======== EXCERPTED DATA ========
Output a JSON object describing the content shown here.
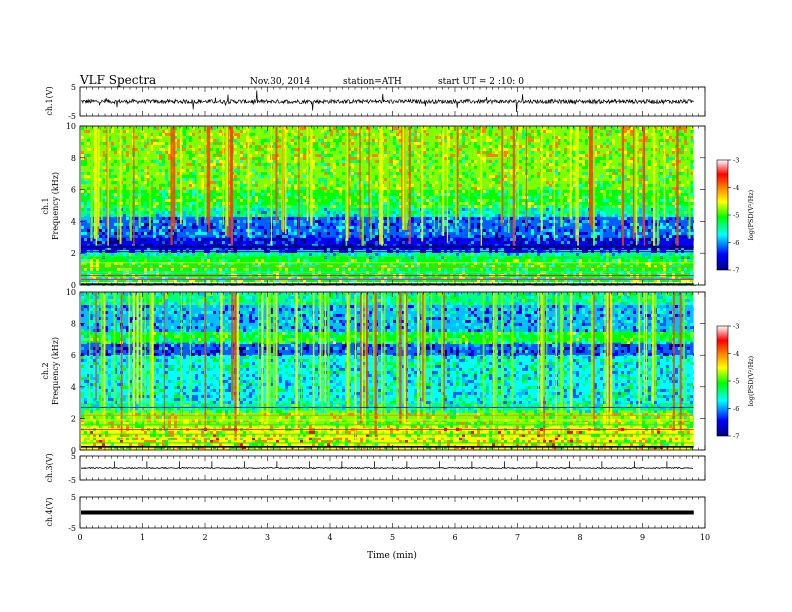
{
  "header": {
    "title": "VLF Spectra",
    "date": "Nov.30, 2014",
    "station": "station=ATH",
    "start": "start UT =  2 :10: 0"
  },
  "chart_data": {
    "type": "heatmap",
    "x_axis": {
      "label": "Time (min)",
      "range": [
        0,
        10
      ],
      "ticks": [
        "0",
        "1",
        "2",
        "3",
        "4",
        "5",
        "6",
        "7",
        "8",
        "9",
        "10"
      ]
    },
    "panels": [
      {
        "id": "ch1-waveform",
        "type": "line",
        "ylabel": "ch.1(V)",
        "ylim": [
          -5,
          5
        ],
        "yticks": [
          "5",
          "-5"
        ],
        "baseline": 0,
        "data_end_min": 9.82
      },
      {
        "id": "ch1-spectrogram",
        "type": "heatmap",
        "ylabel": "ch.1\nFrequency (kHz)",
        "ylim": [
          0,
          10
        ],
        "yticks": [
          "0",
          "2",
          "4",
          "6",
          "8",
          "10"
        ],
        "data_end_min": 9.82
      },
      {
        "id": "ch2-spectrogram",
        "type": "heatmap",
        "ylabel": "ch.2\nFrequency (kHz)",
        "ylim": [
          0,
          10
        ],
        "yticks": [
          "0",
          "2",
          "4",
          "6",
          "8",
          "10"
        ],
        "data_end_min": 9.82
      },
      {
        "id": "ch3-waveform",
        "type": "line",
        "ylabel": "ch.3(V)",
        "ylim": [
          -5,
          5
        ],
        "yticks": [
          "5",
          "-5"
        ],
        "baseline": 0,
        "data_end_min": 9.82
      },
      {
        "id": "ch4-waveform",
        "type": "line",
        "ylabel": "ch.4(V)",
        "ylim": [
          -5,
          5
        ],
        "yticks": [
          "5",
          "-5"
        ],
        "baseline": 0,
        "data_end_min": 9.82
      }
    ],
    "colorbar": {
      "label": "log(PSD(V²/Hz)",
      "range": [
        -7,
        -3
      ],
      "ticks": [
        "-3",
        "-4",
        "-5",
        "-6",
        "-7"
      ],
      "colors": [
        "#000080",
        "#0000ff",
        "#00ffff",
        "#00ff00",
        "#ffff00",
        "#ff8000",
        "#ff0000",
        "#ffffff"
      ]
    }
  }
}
========
======== EXCERPTED DATA ========
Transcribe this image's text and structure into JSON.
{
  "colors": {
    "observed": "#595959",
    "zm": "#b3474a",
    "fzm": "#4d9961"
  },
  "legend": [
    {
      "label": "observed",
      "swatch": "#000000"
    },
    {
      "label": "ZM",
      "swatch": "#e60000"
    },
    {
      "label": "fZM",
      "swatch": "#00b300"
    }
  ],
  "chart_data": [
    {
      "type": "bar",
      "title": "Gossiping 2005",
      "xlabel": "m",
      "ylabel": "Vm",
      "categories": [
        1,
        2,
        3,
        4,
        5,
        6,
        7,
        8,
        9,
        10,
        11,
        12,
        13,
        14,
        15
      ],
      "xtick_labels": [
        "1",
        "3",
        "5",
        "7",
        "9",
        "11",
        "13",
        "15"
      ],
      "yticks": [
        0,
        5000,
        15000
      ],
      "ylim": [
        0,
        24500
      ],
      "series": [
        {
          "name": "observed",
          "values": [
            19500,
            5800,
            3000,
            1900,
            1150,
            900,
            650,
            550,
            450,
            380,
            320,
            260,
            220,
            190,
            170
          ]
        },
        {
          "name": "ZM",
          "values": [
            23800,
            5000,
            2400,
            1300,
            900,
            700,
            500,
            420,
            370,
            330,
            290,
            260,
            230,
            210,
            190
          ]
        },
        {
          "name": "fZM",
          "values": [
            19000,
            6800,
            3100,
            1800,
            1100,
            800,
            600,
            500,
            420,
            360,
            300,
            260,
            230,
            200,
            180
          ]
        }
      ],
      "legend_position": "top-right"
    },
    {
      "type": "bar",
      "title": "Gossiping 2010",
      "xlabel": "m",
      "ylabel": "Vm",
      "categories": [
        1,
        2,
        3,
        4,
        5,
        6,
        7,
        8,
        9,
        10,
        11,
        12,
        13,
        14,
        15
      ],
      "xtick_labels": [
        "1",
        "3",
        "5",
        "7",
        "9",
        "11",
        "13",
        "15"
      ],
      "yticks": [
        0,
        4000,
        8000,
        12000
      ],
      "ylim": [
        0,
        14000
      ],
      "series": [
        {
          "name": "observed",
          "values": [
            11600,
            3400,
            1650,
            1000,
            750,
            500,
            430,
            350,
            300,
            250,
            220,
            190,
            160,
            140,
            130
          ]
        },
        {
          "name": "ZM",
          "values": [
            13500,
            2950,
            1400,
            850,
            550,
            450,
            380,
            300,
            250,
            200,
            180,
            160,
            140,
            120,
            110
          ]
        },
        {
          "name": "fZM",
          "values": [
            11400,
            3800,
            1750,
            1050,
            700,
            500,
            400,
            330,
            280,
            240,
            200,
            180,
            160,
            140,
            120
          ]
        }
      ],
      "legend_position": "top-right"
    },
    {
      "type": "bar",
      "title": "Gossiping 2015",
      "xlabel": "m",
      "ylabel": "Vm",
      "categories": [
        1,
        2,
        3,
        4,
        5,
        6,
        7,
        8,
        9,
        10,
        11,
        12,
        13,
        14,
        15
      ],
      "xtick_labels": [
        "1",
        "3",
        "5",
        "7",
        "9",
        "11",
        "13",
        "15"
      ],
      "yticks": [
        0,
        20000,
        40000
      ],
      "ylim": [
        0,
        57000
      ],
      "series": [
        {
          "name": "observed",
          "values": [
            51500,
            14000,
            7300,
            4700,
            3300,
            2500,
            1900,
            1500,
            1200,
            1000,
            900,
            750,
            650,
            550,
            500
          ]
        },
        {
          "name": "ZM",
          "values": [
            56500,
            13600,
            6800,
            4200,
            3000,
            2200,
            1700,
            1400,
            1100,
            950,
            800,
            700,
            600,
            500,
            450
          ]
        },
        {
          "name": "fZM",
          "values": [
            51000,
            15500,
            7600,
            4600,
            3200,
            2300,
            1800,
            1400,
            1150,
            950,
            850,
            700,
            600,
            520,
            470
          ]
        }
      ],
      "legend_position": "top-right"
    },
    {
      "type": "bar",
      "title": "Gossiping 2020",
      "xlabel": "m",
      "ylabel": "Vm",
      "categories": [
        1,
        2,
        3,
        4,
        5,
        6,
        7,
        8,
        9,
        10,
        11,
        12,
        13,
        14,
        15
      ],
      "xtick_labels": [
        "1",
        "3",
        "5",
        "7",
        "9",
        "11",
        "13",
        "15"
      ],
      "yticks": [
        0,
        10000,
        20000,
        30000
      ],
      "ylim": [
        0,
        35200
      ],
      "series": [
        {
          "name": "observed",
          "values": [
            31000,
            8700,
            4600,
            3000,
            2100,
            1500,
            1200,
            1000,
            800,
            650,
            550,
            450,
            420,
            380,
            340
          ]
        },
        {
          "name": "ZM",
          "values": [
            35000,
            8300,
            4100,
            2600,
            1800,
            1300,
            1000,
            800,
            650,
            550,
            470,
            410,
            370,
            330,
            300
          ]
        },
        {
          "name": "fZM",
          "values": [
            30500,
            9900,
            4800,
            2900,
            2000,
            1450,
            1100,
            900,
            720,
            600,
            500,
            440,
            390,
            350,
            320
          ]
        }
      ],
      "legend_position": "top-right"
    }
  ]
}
========
======== EXCERPTED DATA ========
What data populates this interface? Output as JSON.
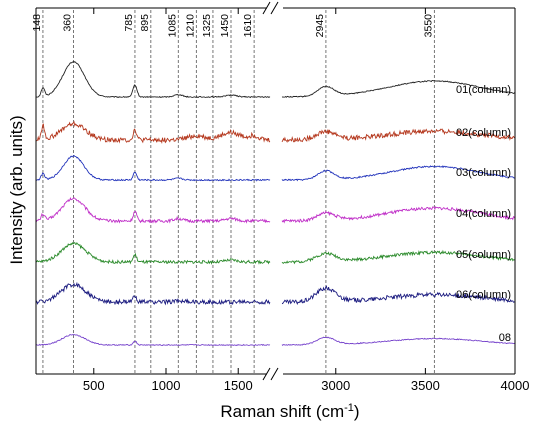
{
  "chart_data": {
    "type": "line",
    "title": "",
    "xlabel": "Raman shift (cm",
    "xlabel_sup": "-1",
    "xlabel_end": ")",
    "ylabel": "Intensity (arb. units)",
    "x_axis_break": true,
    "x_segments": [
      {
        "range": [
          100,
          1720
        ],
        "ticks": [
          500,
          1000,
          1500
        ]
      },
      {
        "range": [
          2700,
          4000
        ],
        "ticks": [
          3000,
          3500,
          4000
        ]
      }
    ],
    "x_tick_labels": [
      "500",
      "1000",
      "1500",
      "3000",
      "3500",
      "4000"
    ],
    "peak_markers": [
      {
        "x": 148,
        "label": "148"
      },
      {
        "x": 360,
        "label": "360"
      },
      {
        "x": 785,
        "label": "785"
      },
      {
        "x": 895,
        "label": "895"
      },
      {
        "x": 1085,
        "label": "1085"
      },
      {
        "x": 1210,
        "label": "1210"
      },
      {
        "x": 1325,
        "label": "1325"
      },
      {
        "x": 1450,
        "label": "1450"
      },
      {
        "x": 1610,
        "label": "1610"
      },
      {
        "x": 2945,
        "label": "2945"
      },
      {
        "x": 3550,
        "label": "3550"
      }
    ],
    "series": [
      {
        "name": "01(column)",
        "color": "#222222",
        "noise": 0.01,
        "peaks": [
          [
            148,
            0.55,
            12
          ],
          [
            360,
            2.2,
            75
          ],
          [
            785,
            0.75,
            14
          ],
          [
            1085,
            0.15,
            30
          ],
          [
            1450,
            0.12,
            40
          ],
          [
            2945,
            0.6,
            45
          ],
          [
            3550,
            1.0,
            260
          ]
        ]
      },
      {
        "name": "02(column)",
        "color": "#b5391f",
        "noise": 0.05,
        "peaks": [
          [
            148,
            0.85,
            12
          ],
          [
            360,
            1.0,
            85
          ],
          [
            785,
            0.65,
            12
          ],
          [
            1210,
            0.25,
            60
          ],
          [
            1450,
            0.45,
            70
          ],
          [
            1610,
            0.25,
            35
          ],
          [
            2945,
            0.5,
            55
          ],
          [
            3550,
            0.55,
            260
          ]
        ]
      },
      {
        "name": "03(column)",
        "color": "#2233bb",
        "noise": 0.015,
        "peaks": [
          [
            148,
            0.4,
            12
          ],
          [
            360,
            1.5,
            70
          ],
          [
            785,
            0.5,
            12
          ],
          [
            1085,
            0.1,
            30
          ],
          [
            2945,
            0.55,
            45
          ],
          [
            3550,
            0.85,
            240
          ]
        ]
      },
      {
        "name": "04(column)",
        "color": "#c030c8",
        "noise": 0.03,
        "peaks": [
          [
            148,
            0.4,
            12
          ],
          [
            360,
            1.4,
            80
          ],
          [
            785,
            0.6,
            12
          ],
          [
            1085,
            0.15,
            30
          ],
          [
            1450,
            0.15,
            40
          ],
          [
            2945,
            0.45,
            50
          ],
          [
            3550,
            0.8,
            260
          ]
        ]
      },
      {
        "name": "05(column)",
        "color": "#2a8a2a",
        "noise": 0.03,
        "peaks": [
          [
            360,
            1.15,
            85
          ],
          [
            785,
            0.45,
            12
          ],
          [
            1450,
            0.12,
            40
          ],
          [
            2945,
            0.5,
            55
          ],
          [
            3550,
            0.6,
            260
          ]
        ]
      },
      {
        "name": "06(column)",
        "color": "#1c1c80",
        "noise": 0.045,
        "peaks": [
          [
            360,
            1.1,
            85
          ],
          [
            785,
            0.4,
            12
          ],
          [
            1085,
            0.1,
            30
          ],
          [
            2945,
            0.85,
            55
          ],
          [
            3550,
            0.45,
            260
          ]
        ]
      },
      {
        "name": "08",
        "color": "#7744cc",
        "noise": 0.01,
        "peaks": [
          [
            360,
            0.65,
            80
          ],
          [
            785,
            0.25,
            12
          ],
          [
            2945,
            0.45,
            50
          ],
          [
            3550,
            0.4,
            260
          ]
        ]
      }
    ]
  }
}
========
_WHAT NEEDS TO BE DONE_: Read through the entries and copy every line that includes "noise".

_COMPLETE ANSWER_:
        "noise": 0.01,
        "noise": 0.05,
        "noise": 0.015,
        "noise": 0.03,
        "noise": 0.03,
        "noise": 0.045,
        "noise": 0.01,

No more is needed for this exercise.